**Aim of the task:** Below are some records. Pull every line that contains the word "Acidobacteriota".

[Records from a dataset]
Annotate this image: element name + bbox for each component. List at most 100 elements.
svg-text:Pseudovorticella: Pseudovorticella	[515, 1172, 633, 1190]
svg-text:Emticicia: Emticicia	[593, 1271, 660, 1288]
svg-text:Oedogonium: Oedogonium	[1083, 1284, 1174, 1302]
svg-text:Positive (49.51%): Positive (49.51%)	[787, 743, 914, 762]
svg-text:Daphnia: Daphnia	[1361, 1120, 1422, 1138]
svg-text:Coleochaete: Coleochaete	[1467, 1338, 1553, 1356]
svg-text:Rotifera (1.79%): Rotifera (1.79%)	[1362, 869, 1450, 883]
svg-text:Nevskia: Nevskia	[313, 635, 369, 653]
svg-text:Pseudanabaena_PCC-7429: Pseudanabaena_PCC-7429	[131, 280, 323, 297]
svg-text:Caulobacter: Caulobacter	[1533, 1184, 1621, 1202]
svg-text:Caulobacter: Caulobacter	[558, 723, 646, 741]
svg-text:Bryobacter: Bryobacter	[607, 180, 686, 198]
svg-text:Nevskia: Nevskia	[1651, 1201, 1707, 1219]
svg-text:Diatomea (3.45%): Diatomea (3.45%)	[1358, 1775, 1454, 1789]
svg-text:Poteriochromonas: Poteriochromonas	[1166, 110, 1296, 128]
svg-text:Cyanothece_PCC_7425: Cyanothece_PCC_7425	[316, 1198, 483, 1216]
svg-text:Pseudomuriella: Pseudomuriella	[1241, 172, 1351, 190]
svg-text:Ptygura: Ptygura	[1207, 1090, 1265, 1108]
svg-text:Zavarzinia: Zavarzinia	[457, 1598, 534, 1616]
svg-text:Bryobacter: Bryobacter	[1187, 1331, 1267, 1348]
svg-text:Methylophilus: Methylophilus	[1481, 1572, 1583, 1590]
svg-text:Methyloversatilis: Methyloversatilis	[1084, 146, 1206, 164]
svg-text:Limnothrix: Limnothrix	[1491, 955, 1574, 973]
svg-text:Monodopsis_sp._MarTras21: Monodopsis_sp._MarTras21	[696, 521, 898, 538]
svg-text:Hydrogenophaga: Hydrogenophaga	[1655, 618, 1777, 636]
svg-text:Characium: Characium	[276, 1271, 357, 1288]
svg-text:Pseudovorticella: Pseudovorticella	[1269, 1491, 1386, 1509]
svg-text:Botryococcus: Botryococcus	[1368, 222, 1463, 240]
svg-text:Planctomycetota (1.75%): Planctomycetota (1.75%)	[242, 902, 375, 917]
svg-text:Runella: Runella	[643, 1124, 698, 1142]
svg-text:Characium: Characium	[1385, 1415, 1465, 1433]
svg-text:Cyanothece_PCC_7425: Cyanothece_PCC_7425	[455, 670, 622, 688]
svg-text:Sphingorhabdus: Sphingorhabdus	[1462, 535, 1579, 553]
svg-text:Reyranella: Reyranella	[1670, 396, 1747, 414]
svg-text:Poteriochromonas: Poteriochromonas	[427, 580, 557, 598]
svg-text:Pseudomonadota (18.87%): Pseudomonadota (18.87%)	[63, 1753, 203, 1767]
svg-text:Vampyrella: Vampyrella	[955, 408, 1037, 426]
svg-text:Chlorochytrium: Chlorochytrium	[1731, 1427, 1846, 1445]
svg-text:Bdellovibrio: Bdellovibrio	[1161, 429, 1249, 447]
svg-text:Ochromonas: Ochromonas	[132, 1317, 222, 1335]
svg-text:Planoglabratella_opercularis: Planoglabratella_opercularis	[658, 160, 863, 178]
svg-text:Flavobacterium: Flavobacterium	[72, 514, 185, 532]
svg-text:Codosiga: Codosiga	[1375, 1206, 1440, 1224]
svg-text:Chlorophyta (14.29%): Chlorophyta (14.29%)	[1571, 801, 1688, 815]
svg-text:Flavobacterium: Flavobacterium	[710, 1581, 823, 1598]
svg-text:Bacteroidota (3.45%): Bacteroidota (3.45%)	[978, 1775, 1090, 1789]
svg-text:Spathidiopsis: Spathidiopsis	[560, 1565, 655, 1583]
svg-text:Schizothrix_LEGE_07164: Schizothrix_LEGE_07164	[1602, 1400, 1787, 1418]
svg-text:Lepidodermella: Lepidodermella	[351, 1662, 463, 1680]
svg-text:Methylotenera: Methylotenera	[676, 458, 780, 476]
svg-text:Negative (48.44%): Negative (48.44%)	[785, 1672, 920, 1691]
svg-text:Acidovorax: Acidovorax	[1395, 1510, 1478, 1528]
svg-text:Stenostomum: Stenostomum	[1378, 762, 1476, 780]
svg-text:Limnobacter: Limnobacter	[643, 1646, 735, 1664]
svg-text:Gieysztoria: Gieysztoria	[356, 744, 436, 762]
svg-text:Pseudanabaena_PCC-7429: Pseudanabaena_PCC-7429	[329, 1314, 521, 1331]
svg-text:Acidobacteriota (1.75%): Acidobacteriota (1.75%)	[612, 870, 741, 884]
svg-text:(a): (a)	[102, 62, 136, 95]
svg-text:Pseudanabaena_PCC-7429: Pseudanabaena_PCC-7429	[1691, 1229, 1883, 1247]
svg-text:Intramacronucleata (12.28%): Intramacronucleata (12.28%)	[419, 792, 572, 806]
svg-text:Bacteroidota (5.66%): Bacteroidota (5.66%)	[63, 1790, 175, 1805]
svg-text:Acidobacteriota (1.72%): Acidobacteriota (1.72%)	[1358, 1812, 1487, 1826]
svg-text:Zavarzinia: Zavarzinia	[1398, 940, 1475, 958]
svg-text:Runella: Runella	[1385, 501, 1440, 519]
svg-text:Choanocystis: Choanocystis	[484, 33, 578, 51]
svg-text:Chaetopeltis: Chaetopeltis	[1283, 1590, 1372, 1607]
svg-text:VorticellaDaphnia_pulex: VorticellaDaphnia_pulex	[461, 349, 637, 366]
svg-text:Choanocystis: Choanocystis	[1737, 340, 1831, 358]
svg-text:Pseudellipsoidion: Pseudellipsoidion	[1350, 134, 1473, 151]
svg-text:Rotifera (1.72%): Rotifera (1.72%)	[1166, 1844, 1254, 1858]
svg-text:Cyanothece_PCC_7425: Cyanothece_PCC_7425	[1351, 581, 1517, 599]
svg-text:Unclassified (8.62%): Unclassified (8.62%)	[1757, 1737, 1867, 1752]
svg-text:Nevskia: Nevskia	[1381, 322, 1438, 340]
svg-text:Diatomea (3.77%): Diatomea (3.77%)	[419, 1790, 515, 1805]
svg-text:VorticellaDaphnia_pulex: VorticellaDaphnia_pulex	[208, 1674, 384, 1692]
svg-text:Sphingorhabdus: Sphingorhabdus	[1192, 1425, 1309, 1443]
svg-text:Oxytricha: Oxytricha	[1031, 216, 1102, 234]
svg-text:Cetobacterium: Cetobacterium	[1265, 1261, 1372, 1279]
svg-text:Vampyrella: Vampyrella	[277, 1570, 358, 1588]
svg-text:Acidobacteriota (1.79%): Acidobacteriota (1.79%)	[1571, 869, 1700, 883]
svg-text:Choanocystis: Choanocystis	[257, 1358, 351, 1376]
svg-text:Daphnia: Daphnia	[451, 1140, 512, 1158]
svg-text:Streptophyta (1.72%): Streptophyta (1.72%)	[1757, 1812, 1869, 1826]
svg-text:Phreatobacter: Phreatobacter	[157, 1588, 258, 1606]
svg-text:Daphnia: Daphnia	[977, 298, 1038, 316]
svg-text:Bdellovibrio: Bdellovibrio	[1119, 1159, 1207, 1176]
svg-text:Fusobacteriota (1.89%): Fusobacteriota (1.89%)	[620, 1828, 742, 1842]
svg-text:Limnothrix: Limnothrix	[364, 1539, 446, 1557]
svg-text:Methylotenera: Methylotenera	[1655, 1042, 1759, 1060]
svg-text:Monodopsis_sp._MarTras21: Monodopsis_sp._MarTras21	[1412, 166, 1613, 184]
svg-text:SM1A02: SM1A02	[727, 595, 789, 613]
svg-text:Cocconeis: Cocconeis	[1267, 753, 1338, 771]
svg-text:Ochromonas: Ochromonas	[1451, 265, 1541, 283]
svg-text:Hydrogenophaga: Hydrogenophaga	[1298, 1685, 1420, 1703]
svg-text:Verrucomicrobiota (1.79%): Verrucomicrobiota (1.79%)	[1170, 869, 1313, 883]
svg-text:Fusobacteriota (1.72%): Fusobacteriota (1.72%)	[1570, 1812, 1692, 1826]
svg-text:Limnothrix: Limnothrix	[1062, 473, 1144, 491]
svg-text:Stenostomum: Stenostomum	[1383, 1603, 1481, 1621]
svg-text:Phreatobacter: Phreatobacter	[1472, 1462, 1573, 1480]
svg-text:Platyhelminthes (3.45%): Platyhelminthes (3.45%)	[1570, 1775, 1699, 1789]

**Exercise output:**
svg-text:Acidobacteriota (1.75%): Acidobacteriota (1.75%)	[612, 870, 741, 884]
svg-text:Acidobacteriota (1.72%): Acidobacteriota (1.72%)	[1358, 1812, 1487, 1826]
svg-text:Acidobacteriota (1.79%): Acidobacteriota (1.79%)	[1571, 869, 1700, 883]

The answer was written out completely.